§ Exercise directions:
Filter the listing and keep only the lines with the word "tissue".

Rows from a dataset

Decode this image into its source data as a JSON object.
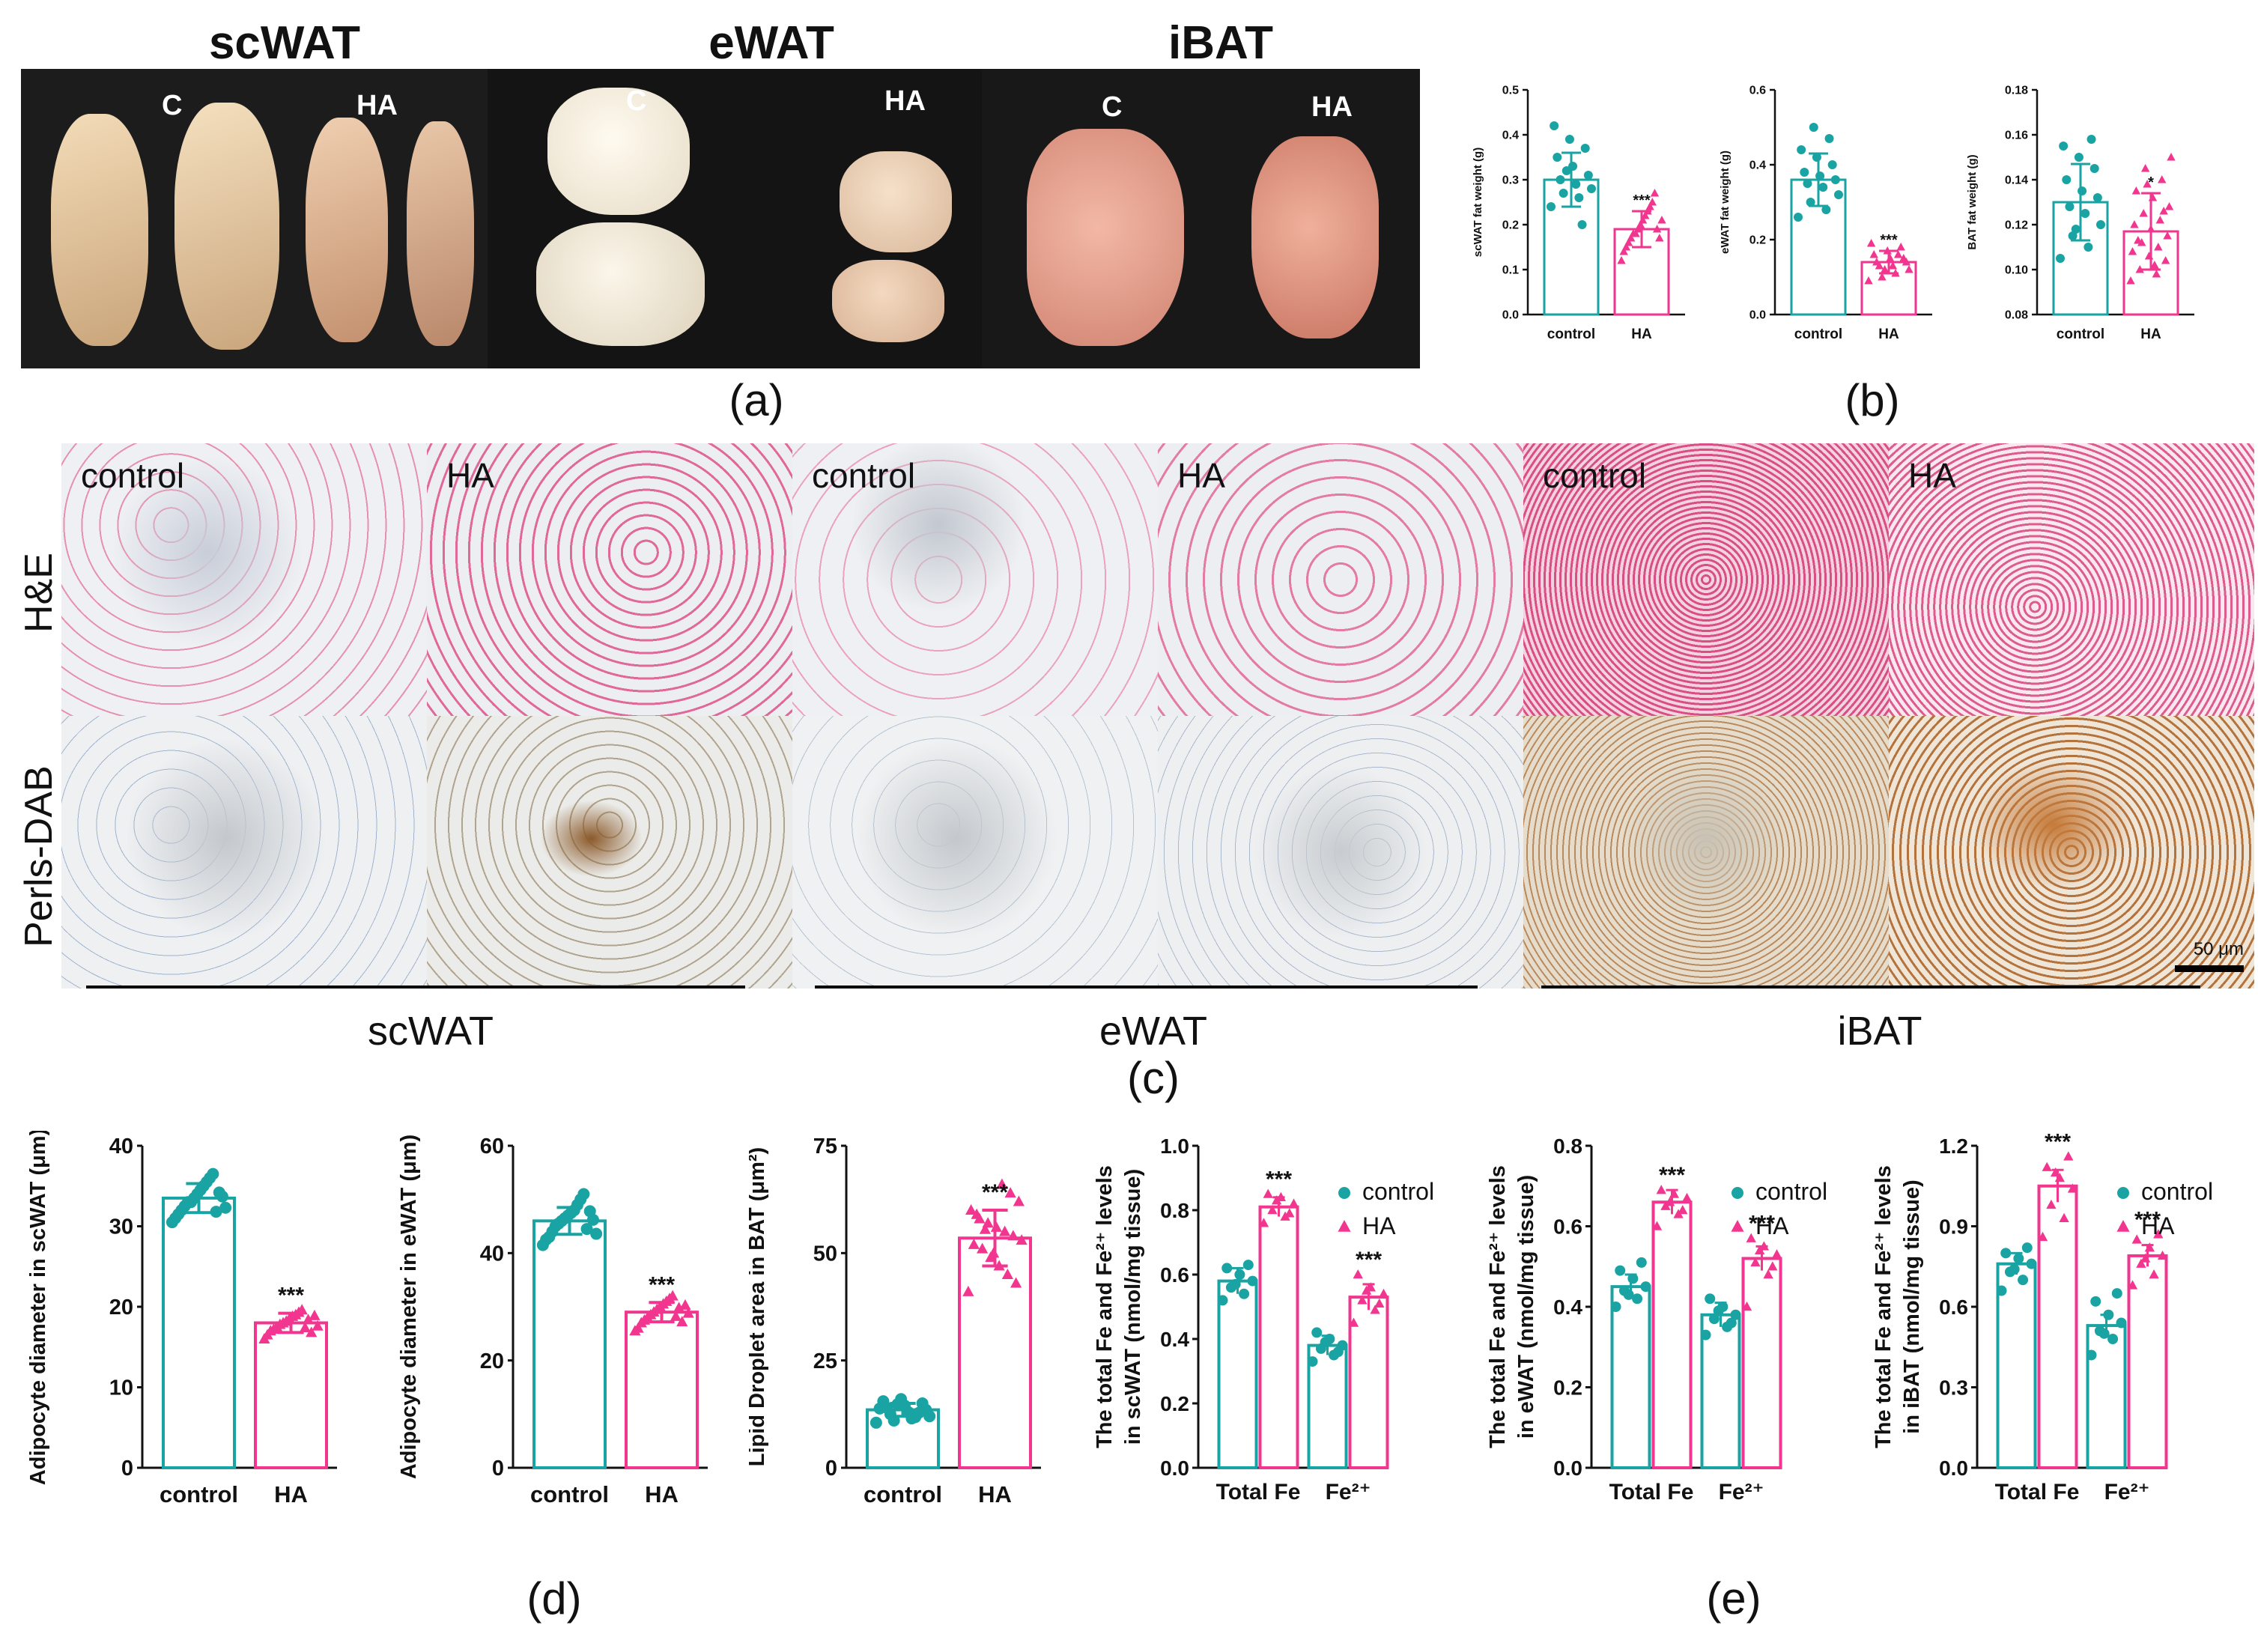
{
  "colors": {
    "control": "#1aa3a3",
    "HA": "#f2368f"
  },
  "panel_a": {
    "titles": [
      "scWAT",
      "eWAT",
      "iBAT"
    ],
    "tags": [
      {
        "c": "C",
        "ha": "HA"
      },
      {
        "c": "C",
        "ha": "HA"
      },
      {
        "c": "C",
        "ha": "HA"
      }
    ],
    "caption": "(a)"
  },
  "panel_b_caption": "(b)",
  "panel_c": {
    "row_labels": [
      "H&E",
      "Perls-DAB"
    ],
    "column_labels": [
      "control",
      "HA",
      "control",
      "HA",
      "control",
      "HA"
    ],
    "section_labels": [
      "scWAT",
      "eWAT",
      "iBAT"
    ],
    "scalebar": "50 μm",
    "caption": "(c)"
  },
  "panel_d_caption": "(d)",
  "panel_e_caption": "(e)",
  "chart_data": [
    {
      "id": "b1",
      "type": "bar",
      "categories": [
        "control",
        "HA"
      ],
      "values": [
        0.3,
        0.19
      ],
      "errors": [
        0.06,
        0.04
      ],
      "ylabel": "scWAT fat weight (g)",
      "ylim": [
        0,
        0.5
      ],
      "yticks": [
        "0.0",
        "0.1",
        "0.2",
        "0.3",
        "0.4",
        "0.5"
      ],
      "significance": [
        "",
        "***"
      ],
      "points": [
        [
          0.24,
          0.26,
          0.27,
          0.28,
          0.29,
          0.3,
          0.31,
          0.33,
          0.35,
          0.37,
          0.39,
          0.42,
          0.2,
          0.32
        ],
        [
          0.12,
          0.14,
          0.15,
          0.16,
          0.17,
          0.18,
          0.18,
          0.19,
          0.2,
          0.21,
          0.22,
          0.23,
          0.24,
          0.25,
          0.27,
          0.19,
          0.17,
          0.21
        ]
      ]
    },
    {
      "id": "b2",
      "type": "bar",
      "categories": [
        "control",
        "HA"
      ],
      "values": [
        0.36,
        0.14
      ],
      "errors": [
        0.07,
        0.03
      ],
      "ylabel": "eWAT fat weight (g)",
      "ylim": [
        0,
        0.6
      ],
      "yticks": [
        "0.0",
        "0.2",
        "0.4",
        "0.6"
      ],
      "significance": [
        "",
        "***"
      ],
      "points": [
        [
          0.26,
          0.28,
          0.3,
          0.32,
          0.34,
          0.35,
          0.36,
          0.37,
          0.38,
          0.4,
          0.42,
          0.44,
          0.47,
          0.5
        ],
        [
          0.09,
          0.1,
          0.11,
          0.12,
          0.13,
          0.13,
          0.14,
          0.14,
          0.15,
          0.15,
          0.16,
          0.17,
          0.18,
          0.19,
          0.12,
          0.16
        ]
      ]
    },
    {
      "id": "b3",
      "type": "bar",
      "categories": [
        "control",
        "HA"
      ],
      "values": [
        0.13,
        0.117
      ],
      "errors": [
        0.017,
        0.017
      ],
      "ylabel": "BAT fat weight (g)",
      "ylim": [
        0.08,
        0.18
      ],
      "yticks": [
        "0.08",
        "0.10",
        "0.12",
        "0.14",
        "0.16",
        "0.18"
      ],
      "significance": [
        "",
        "*"
      ],
      "points": [
        [
          0.105,
          0.11,
          0.115,
          0.12,
          0.125,
          0.128,
          0.132,
          0.135,
          0.14,
          0.145,
          0.15,
          0.155,
          0.158,
          0.118
        ],
        [
          0.095,
          0.098,
          0.1,
          0.104,
          0.106,
          0.108,
          0.11,
          0.112,
          0.115,
          0.118,
          0.12,
          0.122,
          0.125,
          0.128,
          0.132,
          0.135,
          0.14,
          0.145,
          0.15,
          0.102,
          0.113,
          0.126,
          0.138
        ]
      ]
    },
    {
      "id": "d1",
      "type": "bar",
      "categories": [
        "control",
        "HA"
      ],
      "values": [
        33.5,
        18.0
      ],
      "errors": [
        1.8,
        1.2
      ],
      "ylabel": "Adipocyte diameter in scWAT (μm)",
      "ylim": [
        0,
        40
      ],
      "yticks": [
        "0",
        "10",
        "20",
        "30",
        "40"
      ],
      "significance": [
        "",
        "***"
      ],
      "points": [
        [
          30.5,
          31.0,
          31.5,
          32.0,
          32.5,
          33.0,
          33.0,
          33.5,
          34.0,
          34.5,
          35.0,
          35.5,
          36.0,
          36.5,
          31.8,
          34.2,
          33.7,
          32.3
        ],
        [
          16.0,
          16.5,
          17.0,
          17.2,
          17.5,
          17.8,
          18.0,
          18.2,
          18.5,
          18.8,
          19.0,
          19.3,
          19.6,
          17.4,
          18.4,
          16.8,
          18.9,
          17.6
        ]
      ]
    },
    {
      "id": "d2",
      "type": "bar",
      "categories": [
        "control",
        "HA"
      ],
      "values": [
        46.0,
        29.0
      ],
      "errors": [
        2.5,
        1.8
      ],
      "ylabel": "Adipocyte diameter in eWAT (μm)",
      "ylim": [
        0,
        60
      ],
      "yticks": [
        "0",
        "20",
        "40",
        "60"
      ],
      "significance": [
        "",
        "***"
      ],
      "points": [
        [
          41.5,
          42.5,
          43.0,
          44.0,
          45.0,
          45.5,
          46.0,
          46.5,
          47.0,
          47.5,
          48.0,
          49.0,
          50.0,
          51.0,
          44.5,
          47.8,
          46.2,
          43.6
        ],
        [
          25.5,
          26.0,
          27.0,
          27.5,
          28.0,
          28.5,
          29.0,
          29.5,
          30.0,
          30.5,
          31.0,
          31.5,
          32.0,
          28.2,
          29.8,
          27.2,
          30.3,
          28.8
        ]
      ]
    },
    {
      "id": "d3",
      "type": "bar",
      "categories": [
        "control",
        "HA"
      ],
      "values": [
        13.5,
        53.5
      ],
      "errors": [
        1.5,
        6.5
      ],
      "ylabel": "Lipid Droplet area in BAT (μm²)",
      "ylim": [
        0,
        75
      ],
      "yticks": [
        "0",
        "25",
        "50",
        "75"
      ],
      "significance": [
        "",
        "***"
      ],
      "points": [
        [
          10.5,
          11.0,
          11.5,
          12.0,
          12.5,
          13.0,
          13.5,
          14.0,
          14.5,
          15.0,
          15.5,
          16.0,
          12.8,
          13.8,
          14.8,
          11.8
        ],
        [
          41.0,
          43.0,
          45.0,
          47.0,
          49.0,
          51.0,
          52.0,
          53.0,
          54.0,
          55.0,
          56.0,
          57.0,
          58.0,
          60.0,
          62.0,
          64.0,
          66.0,
          50.0,
          55.5,
          59.0
        ]
      ]
    },
    {
      "id": "e1",
      "type": "bar",
      "categories": [
        "Total Fe",
        "Fe²⁺"
      ],
      "series": [
        {
          "name": "control",
          "values": [
            0.58,
            0.38
          ],
          "errors": [
            0.04,
            0.03
          ],
          "points": [
            [
              0.52,
              0.54,
              0.56,
              0.58,
              0.6,
              0.62,
              0.63,
              0.57
            ],
            [
              0.33,
              0.35,
              0.37,
              0.38,
              0.4,
              0.42,
              0.36,
              0.39
            ]
          ]
        },
        {
          "name": "HA",
          "values": [
            0.81,
            0.53
          ],
          "errors": [
            0.03,
            0.04
          ],
          "points": [
            [
              0.76,
              0.78,
              0.8,
              0.82,
              0.84,
              0.85,
              0.79,
              0.83
            ],
            [
              0.45,
              0.49,
              0.52,
              0.54,
              0.56,
              0.6,
              0.51,
              0.55
            ]
          ]
        }
      ],
      "ylabel": "The total Fe and Fe²⁺ levels in scWAT (nmol/mg tissue)",
      "ylim": [
        0,
        1.0
      ],
      "yticks": [
        "0.0",
        "0.2",
        "0.4",
        "0.6",
        "0.8",
        "1.0"
      ],
      "significance": [
        "***",
        "***"
      ],
      "legend": [
        "control",
        "HA"
      ]
    },
    {
      "id": "e2",
      "type": "bar",
      "categories": [
        "Total Fe",
        "Fe²⁺"
      ],
      "series": [
        {
          "name": "control",
          "values": [
            0.45,
            0.38
          ],
          "errors": [
            0.03,
            0.03
          ],
          "points": [
            [
              0.4,
              0.42,
              0.44,
              0.45,
              0.47,
              0.49,
              0.51,
              0.43
            ],
            [
              0.33,
              0.35,
              0.37,
              0.38,
              0.4,
              0.42,
              0.36,
              0.39
            ]
          ]
        },
        {
          "name": "HA",
          "values": [
            0.66,
            0.52
          ],
          "errors": [
            0.03,
            0.03
          ],
          "points": [
            [
              0.6,
              0.63,
              0.65,
              0.67,
              0.68,
              0.69,
              0.64,
              0.66
            ],
            [
              0.4,
              0.48,
              0.51,
              0.53,
              0.55,
              0.57,
              0.5,
              0.54
            ]
          ]
        }
      ],
      "ylabel": "The total Fe and Fe²⁺ levels in eWAT (nmol/mg tissue)",
      "ylim": [
        0,
        0.8
      ],
      "yticks": [
        "0.0",
        "0.2",
        "0.4",
        "0.6",
        "0.8"
      ],
      "significance": [
        "***",
        "***"
      ],
      "legend": [
        "control",
        "HA"
      ]
    },
    {
      "id": "e3",
      "type": "bar",
      "categories": [
        "Total Fe",
        "Fe²⁺"
      ],
      "series": [
        {
          "name": "control",
          "values": [
            0.76,
            0.53
          ],
          "errors": [
            0.04,
            0.04
          ],
          "points": [
            [
              0.66,
              0.7,
              0.73,
              0.76,
              0.78,
              0.8,
              0.82,
              0.74
            ],
            [
              0.42,
              0.48,
              0.51,
              0.54,
              0.57,
              0.62,
              0.65,
              0.5
            ]
          ]
        },
        {
          "name": "HA",
          "values": [
            1.05,
            0.79
          ],
          "errors": [
            0.06,
            0.04
          ],
          "points": [
            [
              0.86,
              0.93,
              0.98,
              1.04,
              1.08,
              1.12,
              1.16,
              1.1
            ],
            [
              0.68,
              0.72,
              0.76,
              0.79,
              0.82,
              0.85,
              0.87,
              0.78
            ]
          ]
        }
      ],
      "ylabel": "The total Fe and Fe²⁺ levels in iBAT (nmol/mg tissue)",
      "ylim": [
        0,
        1.2
      ],
      "yticks": [
        "0.0",
        "0.3",
        "0.6",
        "0.9",
        "1.2"
      ],
      "significance": [
        "***",
        "***"
      ],
      "legend": [
        "control",
        "HA"
      ]
    }
  ]
}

§ Correct answer:
      "ylabel": "The total Fe and Fe²⁺ levels in scWAT (nmol/mg tissue)",
      "ylabel": "The total Fe and Fe²⁺ levels in eWAT (nmol/mg tissue)",
      "ylabel": "The total Fe and Fe²⁺ levels in iBAT (nmol/mg tissue)",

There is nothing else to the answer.